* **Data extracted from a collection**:
|---|

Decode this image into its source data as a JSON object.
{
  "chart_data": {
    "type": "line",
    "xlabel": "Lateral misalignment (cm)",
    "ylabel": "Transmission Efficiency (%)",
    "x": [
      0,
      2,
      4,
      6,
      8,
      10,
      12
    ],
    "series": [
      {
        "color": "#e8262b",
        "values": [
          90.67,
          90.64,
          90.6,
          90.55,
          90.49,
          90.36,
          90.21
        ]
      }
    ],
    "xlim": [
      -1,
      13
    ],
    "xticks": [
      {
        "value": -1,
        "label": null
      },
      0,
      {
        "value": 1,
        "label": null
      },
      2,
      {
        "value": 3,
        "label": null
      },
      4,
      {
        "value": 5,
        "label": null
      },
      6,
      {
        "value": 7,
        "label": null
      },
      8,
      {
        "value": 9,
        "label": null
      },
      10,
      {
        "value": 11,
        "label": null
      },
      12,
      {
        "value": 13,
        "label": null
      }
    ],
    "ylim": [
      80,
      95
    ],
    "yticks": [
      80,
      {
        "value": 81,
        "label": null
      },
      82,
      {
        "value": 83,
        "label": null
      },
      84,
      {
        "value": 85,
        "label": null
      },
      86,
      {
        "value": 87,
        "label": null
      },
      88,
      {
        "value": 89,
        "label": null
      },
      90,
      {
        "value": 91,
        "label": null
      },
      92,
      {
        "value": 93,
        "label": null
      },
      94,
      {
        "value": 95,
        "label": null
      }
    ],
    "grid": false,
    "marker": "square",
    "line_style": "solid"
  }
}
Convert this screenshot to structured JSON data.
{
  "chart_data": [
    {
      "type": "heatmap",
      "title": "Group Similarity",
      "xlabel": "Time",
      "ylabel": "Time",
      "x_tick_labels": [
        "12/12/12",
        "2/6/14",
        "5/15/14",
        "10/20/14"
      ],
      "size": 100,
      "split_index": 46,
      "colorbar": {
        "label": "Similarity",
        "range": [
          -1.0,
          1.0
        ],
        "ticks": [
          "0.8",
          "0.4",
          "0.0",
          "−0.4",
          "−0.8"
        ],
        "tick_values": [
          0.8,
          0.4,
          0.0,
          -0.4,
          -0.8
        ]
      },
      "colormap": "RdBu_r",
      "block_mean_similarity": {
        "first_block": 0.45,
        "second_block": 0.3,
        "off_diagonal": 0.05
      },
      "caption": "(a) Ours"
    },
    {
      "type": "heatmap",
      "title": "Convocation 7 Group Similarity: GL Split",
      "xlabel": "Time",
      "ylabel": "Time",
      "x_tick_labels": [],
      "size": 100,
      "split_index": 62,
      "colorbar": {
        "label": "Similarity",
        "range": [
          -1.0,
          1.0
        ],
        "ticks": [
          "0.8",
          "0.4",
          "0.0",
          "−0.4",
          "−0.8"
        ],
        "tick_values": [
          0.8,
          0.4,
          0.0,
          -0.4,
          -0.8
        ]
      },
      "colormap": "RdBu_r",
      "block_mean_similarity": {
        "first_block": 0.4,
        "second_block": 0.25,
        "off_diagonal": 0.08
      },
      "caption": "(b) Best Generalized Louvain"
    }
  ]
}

|---|

* **SHORT EXERCISE**: Every line above should be written out again exactly as it stands.

* **OUTPUT**:
Decode this image into its source data as a JSON object.
{
  "chart_data": {
    "type": "line",
    "xlabel": "Lateral misalignment (cm)",
    "ylabel": "Transmission Efficiency (%)",
    "x": [
      0,
      2,
      4,
      6,
      8,
      10,
      12
    ],
    "series": [
      {
        "color": "#e8262b",
        "values": [
          90.67,
          90.64,
          90.6,
          90.55,
          90.49,
          90.36,
          90.21
        ]
      }
    ],
    "xlim": [
      -1,
      13
    ],
    "xticks": [
      {
        "value": -1,
        "label": null
      },
      0,
      {
        "value": 1,
        "label": null
      },
      2,
      {
        "value": 3,
        "label": null
      },
      4,
      {
        "value": 5,
        "label": null
      },
      6,
      {
        "value": 7,
        "label": null
      },
      8,
      {
        "value": 9,
        "label": null
      },
      10,
      {
        "value": 11,
        "label": null
      },
      12,
      {
        "value": 13,
        "label": null
      }
    ],
    "ylim": [
      80,
      95
    ],
    "yticks": [
      80,
      {
        "value": 81,
        "label": null
      },
      82,
      {
        "value": 83,
        "label": null
      },
      84,
      {
        "value": 85,
        "label": null
      },
      86,
      {
        "value": 87,
        "label": null
      },
      88,
      {
        "value": 89,
        "label": null
      },
      90,
      {
        "value": 91,
        "label": null
      },
      92,
      {
        "value": 93,
        "label": null
      },
      94,
      {
        "value": 95,
        "label": null
      }
    ],
    "grid": false,
    "marker": "square",
    "line_style": "solid"
  }
}
Convert this screenshot to structured JSON data.
{
  "chart_data": [
    {
      "type": "heatmap",
      "title": "Group Similarity",
      "xlabel": "Time",
      "ylabel": "Time",
      "x_tick_labels": [
        "12/12/12",
        "2/6/14",
        "5/15/14",
        "10/20/14"
      ],
      "size": 100,
      "split_index": 46,
      "colorbar": {
        "label": "Similarity",
        "range": [
          -1.0,
          1.0
        ],
        "ticks": [
          "0.8",
          "0.4",
          "0.0",
          "−0.4",
          "−0.8"
        ],
        "tick_values": [
          0.8,
          0.4,
          0.0,
          -0.4,
          -0.8
        ]
      },
      "colormap": "RdBu_r",
      "block_mean_similarity": {
        "first_block": 0.45,
        "second_block": 0.3,
        "off_diagonal": 0.05
      },
      "caption": "(a) Ours"
    },
    {
      "type": "heatmap",
      "title": "Convocation 7 Group Similarity: GL Split",
      "xlabel": "Time",
      "ylabel": "Time",
      "x_tick_labels": [],
      "size": 100,
      "split_index": 62,
      "colorbar": {
        "label": "Similarity",
        "range": [
          -1.0,
          1.0
        ],
        "ticks": [
          "0.8",
          "0.4",
          "0.0",
          "−0.4",
          "−0.8"
        ],
        "tick_values": [
          0.8,
          0.4,
          0.0,
          -0.4,
          -0.8
        ]
      },
      "colormap": "RdBu_r",
      "block_mean_similarity": {
        "first_block": 0.4,
        "second_block": 0.25,
        "off_diagonal": 0.08
      },
      "caption": "(b) Best Generalized Louvain"
    }
  ]
}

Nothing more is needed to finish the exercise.